§ Material:
☆ ☆ ☆ ☆
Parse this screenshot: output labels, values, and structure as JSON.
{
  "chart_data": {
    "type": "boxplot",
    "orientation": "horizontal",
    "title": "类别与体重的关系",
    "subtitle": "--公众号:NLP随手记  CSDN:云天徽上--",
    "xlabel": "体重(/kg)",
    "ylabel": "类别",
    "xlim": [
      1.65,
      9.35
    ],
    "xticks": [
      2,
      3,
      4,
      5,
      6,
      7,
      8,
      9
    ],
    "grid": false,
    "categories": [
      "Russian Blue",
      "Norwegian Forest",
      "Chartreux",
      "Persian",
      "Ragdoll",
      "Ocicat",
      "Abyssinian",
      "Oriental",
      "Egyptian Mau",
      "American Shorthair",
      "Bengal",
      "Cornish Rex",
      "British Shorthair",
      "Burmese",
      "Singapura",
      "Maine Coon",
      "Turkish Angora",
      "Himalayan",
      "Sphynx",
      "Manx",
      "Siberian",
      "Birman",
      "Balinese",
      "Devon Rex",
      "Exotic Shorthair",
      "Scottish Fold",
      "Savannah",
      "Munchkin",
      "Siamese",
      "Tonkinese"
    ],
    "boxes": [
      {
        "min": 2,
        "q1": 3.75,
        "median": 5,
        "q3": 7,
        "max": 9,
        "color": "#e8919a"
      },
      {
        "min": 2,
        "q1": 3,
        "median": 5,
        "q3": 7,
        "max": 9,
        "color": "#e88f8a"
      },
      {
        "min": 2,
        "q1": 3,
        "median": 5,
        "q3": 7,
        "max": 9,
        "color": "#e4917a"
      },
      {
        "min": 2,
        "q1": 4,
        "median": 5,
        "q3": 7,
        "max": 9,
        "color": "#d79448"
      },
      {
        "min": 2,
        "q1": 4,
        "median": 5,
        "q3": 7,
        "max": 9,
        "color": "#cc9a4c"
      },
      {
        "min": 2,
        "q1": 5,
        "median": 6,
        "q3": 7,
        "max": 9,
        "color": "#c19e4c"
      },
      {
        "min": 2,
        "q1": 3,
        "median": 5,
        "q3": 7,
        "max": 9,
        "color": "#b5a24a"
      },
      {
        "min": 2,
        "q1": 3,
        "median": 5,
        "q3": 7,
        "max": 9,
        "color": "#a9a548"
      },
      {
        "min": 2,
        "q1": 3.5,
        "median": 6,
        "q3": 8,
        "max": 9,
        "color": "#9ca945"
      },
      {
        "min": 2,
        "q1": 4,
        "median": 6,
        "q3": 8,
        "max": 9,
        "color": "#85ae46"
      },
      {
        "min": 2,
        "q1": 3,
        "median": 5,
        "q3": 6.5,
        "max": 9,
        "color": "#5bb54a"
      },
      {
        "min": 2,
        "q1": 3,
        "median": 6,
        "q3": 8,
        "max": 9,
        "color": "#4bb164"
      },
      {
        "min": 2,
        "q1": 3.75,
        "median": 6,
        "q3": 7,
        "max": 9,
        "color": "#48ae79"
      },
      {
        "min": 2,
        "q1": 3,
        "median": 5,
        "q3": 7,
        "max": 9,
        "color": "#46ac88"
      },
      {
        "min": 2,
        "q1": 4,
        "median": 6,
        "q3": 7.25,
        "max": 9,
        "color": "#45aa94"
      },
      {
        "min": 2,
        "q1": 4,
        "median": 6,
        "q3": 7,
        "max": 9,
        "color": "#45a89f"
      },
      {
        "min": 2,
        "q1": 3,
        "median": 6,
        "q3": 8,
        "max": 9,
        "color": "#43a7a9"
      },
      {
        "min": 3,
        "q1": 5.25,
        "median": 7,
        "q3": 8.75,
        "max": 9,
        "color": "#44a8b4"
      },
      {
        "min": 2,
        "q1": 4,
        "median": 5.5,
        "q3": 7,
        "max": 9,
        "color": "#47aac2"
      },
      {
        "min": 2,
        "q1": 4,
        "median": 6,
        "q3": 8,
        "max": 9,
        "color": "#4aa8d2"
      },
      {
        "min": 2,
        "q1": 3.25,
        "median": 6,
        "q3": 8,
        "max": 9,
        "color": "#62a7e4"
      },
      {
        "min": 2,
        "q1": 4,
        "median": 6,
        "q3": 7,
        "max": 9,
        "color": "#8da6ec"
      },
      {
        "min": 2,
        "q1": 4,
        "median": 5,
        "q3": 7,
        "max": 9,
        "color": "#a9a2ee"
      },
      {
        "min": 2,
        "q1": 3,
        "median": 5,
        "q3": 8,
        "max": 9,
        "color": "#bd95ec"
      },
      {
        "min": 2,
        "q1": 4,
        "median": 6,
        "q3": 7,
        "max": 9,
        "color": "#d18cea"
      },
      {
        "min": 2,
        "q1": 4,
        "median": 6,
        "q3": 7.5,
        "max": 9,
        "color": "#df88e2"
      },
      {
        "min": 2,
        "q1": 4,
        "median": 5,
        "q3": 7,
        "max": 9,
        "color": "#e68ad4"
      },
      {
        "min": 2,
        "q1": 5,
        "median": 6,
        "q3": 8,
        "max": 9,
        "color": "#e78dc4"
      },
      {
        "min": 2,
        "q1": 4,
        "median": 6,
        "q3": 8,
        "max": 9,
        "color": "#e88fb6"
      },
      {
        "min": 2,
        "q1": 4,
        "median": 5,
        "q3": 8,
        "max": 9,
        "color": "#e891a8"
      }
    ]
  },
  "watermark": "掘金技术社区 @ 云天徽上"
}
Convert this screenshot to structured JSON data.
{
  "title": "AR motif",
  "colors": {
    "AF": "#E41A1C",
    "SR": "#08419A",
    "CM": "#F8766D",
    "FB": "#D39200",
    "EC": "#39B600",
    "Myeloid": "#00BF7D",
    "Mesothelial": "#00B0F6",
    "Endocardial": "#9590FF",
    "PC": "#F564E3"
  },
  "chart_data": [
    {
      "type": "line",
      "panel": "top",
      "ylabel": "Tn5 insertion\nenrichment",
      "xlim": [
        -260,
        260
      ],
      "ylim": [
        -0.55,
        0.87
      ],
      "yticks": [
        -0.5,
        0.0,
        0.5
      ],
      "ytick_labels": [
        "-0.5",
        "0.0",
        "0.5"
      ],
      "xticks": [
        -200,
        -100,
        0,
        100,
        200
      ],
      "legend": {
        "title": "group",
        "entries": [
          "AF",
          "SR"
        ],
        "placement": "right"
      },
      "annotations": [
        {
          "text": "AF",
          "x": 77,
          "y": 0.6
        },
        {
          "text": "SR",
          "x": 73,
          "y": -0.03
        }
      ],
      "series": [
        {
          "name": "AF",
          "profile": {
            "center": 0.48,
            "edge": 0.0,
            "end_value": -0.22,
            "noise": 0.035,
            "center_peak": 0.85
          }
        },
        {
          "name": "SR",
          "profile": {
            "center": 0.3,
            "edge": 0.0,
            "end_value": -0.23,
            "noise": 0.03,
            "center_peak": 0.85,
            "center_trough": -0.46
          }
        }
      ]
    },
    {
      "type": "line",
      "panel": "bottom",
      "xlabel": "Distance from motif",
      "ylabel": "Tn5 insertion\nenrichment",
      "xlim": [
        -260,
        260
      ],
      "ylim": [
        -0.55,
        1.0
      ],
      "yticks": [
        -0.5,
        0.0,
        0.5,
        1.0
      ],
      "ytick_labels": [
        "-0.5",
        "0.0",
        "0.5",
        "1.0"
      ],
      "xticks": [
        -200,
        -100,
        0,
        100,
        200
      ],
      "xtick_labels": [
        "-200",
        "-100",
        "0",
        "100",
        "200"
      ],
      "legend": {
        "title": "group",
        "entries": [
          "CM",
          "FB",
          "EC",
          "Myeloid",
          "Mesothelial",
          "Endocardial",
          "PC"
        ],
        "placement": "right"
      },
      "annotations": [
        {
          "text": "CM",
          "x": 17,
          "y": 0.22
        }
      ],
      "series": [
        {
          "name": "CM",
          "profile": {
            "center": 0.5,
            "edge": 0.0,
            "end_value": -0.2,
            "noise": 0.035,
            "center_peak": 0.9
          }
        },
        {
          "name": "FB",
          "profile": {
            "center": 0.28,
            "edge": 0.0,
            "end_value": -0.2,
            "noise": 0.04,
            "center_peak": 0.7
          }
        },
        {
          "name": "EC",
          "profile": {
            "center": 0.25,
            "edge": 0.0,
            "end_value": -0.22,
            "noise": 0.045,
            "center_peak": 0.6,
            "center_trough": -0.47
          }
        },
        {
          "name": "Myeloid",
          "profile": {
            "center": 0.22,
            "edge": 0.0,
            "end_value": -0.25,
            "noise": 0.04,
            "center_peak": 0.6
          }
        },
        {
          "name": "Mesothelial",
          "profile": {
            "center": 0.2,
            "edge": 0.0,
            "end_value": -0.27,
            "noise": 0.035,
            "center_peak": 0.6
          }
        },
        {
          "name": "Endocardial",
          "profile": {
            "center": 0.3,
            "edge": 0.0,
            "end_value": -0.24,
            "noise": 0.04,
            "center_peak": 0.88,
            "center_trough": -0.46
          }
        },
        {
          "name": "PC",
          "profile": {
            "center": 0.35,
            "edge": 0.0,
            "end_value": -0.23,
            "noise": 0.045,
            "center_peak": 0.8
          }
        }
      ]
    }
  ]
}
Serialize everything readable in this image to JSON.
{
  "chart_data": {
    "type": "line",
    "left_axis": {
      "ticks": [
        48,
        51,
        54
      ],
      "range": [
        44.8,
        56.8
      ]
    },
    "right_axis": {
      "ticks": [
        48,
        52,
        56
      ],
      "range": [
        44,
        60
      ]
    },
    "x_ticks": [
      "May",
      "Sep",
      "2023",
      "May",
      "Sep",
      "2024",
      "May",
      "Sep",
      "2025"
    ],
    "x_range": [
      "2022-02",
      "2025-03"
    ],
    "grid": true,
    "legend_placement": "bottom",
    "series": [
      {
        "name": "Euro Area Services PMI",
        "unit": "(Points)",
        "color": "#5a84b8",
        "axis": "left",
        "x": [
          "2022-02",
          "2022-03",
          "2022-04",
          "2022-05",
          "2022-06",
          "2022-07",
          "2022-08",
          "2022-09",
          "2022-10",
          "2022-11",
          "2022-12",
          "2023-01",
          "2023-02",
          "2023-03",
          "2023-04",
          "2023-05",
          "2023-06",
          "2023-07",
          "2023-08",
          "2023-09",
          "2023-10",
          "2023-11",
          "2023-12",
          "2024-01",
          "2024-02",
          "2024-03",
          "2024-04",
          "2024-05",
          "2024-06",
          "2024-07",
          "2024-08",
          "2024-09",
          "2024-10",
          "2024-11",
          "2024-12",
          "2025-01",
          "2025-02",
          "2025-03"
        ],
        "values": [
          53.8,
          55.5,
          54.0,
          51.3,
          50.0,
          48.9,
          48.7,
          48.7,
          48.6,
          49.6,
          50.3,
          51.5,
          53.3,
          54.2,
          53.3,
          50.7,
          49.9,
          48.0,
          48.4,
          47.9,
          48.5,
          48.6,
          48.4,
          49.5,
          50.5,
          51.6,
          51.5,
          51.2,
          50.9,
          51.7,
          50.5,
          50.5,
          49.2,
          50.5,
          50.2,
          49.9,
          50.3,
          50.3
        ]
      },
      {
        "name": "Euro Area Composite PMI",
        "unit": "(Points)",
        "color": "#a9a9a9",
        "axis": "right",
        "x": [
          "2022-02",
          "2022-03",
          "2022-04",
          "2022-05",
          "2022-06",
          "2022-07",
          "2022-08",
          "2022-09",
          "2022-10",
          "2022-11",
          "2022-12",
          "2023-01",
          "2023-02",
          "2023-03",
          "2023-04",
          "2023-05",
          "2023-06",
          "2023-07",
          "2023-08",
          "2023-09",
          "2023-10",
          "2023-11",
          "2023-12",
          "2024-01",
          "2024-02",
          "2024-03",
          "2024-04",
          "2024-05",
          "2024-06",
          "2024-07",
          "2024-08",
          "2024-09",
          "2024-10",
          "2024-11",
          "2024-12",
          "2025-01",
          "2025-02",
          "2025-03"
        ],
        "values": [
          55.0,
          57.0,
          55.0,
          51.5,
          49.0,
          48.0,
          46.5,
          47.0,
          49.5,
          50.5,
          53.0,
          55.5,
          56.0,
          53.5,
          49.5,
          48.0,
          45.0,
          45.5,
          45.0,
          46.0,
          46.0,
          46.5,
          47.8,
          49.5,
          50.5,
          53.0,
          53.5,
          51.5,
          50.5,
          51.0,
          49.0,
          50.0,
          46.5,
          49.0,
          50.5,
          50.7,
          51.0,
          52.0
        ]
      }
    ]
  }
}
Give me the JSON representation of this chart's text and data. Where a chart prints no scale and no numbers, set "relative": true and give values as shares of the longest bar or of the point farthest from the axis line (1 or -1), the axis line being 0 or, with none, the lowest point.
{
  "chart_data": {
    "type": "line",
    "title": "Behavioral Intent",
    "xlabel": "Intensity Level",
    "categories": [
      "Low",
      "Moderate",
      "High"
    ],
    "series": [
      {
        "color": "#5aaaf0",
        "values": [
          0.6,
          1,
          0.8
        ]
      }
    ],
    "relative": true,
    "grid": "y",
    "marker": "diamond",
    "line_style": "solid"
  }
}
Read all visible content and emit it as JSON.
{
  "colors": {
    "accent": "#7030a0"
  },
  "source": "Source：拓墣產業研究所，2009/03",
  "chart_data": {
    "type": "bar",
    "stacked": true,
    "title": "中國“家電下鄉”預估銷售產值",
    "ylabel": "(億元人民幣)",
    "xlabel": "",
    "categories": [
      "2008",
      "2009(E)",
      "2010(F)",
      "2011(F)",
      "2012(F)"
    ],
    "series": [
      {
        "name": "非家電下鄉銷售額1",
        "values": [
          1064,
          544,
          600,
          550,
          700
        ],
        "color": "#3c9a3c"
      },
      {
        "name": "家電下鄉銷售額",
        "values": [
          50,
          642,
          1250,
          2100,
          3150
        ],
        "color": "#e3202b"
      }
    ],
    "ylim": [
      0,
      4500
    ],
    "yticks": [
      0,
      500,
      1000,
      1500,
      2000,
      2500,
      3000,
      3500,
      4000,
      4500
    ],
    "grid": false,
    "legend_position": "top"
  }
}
☆ ☆ ☆ ☆
§ Problem details: Say the number of lines in the listing that hold "from", with no added words.

§ Exercise response: 2